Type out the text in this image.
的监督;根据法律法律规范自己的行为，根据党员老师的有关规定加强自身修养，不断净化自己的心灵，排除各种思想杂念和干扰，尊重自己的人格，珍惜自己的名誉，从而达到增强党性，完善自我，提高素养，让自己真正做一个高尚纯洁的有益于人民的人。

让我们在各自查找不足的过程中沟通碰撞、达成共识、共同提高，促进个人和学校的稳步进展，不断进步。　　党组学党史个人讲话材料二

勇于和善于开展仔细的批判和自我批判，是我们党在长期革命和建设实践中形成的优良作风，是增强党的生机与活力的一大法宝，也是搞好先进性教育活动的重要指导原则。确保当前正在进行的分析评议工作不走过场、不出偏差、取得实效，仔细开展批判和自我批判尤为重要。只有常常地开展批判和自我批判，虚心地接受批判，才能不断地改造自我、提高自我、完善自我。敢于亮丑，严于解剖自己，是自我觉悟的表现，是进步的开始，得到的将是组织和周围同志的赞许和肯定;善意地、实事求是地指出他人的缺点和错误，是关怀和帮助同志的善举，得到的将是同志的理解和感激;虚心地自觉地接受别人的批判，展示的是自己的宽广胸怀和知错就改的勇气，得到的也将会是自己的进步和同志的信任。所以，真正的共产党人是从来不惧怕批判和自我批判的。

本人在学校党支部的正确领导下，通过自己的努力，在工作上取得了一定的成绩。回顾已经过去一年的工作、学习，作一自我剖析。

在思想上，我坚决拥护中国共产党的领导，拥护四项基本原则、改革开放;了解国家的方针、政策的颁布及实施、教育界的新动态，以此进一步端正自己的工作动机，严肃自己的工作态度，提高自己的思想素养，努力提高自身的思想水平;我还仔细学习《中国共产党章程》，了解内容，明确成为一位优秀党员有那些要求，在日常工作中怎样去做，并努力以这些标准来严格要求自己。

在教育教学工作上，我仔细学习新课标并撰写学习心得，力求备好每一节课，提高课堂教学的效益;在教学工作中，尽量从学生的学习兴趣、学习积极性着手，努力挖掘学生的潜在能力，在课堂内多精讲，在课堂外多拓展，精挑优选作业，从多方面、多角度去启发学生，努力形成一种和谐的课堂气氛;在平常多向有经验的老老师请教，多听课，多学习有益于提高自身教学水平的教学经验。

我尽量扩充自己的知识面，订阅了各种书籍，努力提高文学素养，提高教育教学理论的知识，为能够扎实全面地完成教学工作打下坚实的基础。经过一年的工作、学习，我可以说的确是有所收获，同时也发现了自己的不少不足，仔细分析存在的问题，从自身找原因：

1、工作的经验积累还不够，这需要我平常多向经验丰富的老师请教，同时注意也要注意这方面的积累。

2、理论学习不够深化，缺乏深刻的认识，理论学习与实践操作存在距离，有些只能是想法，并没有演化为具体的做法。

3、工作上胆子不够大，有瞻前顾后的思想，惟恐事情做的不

_ _ _

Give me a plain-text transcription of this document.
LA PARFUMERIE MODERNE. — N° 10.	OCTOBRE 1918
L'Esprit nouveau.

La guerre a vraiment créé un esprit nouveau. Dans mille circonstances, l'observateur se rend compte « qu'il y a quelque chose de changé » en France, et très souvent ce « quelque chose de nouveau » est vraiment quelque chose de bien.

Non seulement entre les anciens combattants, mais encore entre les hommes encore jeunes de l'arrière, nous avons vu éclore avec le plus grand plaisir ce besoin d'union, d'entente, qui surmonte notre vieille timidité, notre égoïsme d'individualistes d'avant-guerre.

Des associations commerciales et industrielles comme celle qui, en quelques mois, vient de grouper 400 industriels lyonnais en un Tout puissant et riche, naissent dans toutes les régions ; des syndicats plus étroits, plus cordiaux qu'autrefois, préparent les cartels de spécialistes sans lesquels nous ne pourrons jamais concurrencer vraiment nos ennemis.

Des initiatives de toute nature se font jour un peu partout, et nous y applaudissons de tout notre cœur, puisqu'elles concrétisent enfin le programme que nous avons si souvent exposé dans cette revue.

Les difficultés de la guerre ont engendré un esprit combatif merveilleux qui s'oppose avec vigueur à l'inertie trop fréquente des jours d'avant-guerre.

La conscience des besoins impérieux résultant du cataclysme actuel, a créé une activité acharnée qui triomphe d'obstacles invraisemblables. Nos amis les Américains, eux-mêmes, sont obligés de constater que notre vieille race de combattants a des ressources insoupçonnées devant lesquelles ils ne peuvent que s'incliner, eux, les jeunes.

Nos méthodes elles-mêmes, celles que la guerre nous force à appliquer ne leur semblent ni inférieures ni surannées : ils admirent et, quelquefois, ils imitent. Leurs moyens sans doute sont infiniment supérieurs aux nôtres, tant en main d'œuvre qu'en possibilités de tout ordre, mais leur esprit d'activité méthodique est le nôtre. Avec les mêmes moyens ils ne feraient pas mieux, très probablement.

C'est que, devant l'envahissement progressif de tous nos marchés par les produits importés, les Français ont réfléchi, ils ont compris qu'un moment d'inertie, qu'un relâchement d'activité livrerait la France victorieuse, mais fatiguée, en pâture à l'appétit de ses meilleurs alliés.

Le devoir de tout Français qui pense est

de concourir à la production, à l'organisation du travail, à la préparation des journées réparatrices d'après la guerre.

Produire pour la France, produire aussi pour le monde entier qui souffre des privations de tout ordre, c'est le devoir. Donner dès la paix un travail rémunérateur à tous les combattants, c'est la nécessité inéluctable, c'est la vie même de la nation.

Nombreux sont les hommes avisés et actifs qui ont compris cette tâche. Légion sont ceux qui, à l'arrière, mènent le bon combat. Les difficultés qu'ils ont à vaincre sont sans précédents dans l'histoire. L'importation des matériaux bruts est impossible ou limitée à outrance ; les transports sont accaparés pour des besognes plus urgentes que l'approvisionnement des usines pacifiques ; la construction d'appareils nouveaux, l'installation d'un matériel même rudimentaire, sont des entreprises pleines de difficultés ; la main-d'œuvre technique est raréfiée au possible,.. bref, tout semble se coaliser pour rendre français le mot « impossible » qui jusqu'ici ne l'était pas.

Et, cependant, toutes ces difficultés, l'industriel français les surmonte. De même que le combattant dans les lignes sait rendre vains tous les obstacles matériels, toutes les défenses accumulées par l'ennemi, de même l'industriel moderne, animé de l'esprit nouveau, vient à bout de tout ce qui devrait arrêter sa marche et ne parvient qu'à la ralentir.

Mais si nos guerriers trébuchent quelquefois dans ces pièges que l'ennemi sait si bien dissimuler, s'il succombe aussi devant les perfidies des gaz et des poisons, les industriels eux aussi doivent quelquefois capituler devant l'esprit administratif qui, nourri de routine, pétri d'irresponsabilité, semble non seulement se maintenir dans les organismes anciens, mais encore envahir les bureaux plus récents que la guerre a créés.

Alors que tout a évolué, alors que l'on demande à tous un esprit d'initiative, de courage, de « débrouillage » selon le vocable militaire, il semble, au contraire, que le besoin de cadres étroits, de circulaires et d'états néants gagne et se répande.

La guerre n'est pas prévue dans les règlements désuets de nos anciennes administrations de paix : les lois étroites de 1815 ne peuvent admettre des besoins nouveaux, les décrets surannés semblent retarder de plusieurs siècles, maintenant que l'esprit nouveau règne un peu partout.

_ _ _

**Given problem:** Search the records above for the string "devoir". Copy every line that contains it.

**Output for this task:**
Le devoir de tout Français qui pense est
Produire pour la France, produire aussi pour le monde entier qui souffre des privations de tout ordre, c'est le devoir. Donner dès la paix un travail rémunérateur à tous les combattants, c'est la nécessité inéluctable, c'est la vie même de la nation.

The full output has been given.